- [Excerpt provided]
···
DIFFEQ: solve (systems of) ordinary or parabolic equations (H+)

ordinary differential equations

convert any higher order differential equations to systems of first order equations ⇒ example, e.g.:
- y1" + a*y1' + k*y1 + F = 0
- convert to
  1. y1'=y2
  2. y2'=-a*y2 - k*y1 - F
- DIFFEQ(CallBack=subname, T=t, Y=z, DY=dz, T0=t0, Go=go, TOLerance=err, DT1=Step1, itrOK=ok)
Update any f(y,t,...)-dependencies in callback subroutine sub:

required keywords	type	mini sample	Keyword sequence is irrelevant
CallBack	SUB	CB=sub	subroutine sub called back from DIFFEQ
T	NUM	T=x	the independent variable
Y	NUM	Y=y	if only 1 ODE: the dependent variable
	arr	Y=vec	dimension(N) : N ODEs, N dependent variables
DY	arr	DY=dy	same dimension as Y, to be set in callback subroutine sub
optional keywords
Go	num	G=50	max iterations (default is -1: from T0 to T)
T0	num	T0=3	initial value of T (default = 0)
DT1	num	DT1=1e-8	initial stepsize (default = 0.001)
TOLerance	num	TOL=0.01	error limit for each iteration (def = 1E-5)
NonZero	num	NZ=1e-8	y > 0 error control threshold to avoid numeric problems caused by small values of the dependent variable(s)
	0	NZ=0	y error control OFF (allow y < 0 results again)
···
- [Dataset excerpt]
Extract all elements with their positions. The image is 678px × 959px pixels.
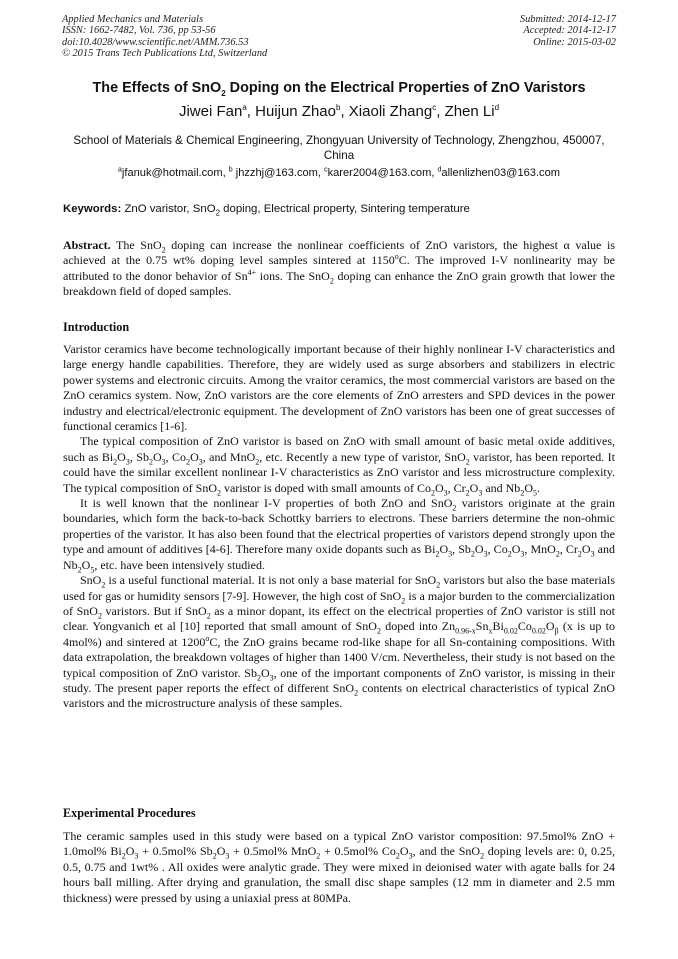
···
- [Required tasks]
- A) In the DIFFEQ description, condense the paragraph that begins "convert any higher order differential equations" into a short list that keeps its main facts.
- B) According to the DIFFEQ description, what is the default initial stepsize?
- C) Continue the DIFFEQ description from the point where it stops.
The listing is not needed for what comes next.

- [Expected outputs]
- A)
- Rewrite higher-order differential equations as systems of first-order equations.
- Example: y1" + a*y1' + k*y1 + F = 0 becomes y1' = y2 and y2' = -a*y2 - k*y1 - F.
- Call: DIFFEQ(CallBack=subname, T=t, Y=z, DY=dz, T0=t0, Go=go, TOLerance=err, DT1=Step1, itrOK=ok)

- B) 0.001

- C)
itrOK	NUM	OK=L	L==1: after a successful iteration, else 0 use for output, or to update any f(y,t,..) work
ERror	LBL	ER=99	on error jump to label 99

solve systems of
parabolic differential equations
or
reaction-diffusion equations
- ∂y/∂t = ∂²(E⋅y)/∂x² + ∂(v⋅y)/∂x + R(x, y, y2, ..., t)
Eddy diffusion E, may be a function of t and y, physical dimension e.g. m³/m/sec, or miles²/hour
linear velocity v, may be a function of t and y, physical dimension e.g. m³/m /sec, or miles/hour
reaction rate R mole/m³/sec or cars/mile/hour.
R usually couples multiple reaction-diffusion equations
called without DY ...)
boundary conditions at
- x = xfeed: d(E⋅y)/dx = (v⋅y) - (Vfeed⋅Yfeed)
- x = xout: d(E⋅y)/dx = 0

required keywords	type	mini sample	Keyword sequence is irrelevant
CallBack	SUB	CB=sub	subroutine sub called back from DIFFEQ
T	NUM	T=t	the independent variable. Physical dimension e.g. sec
Y	arr	Y=vec	array of length N: N/M coupled PDEs (N == M if only 1 PDE). Physical dimension e.g. mole/m³ or cars/mile
X	arr	X=xvec	array of length M: x pillar positions (variable space OK). Physical dimension e.g. m, evaluated at M positions
YFeed	arr	YF=inp	array of length N/M (input at x=0 or x=xmax, see Velocity)
Velocity	arr	V=flow	array of length N (space dependent), N/M (space constant) flow > 0 enters at x=0, flow < 0 at x=xmax
Eddy	arr	E=dif	array of length N (space dependent), N/M (space constant)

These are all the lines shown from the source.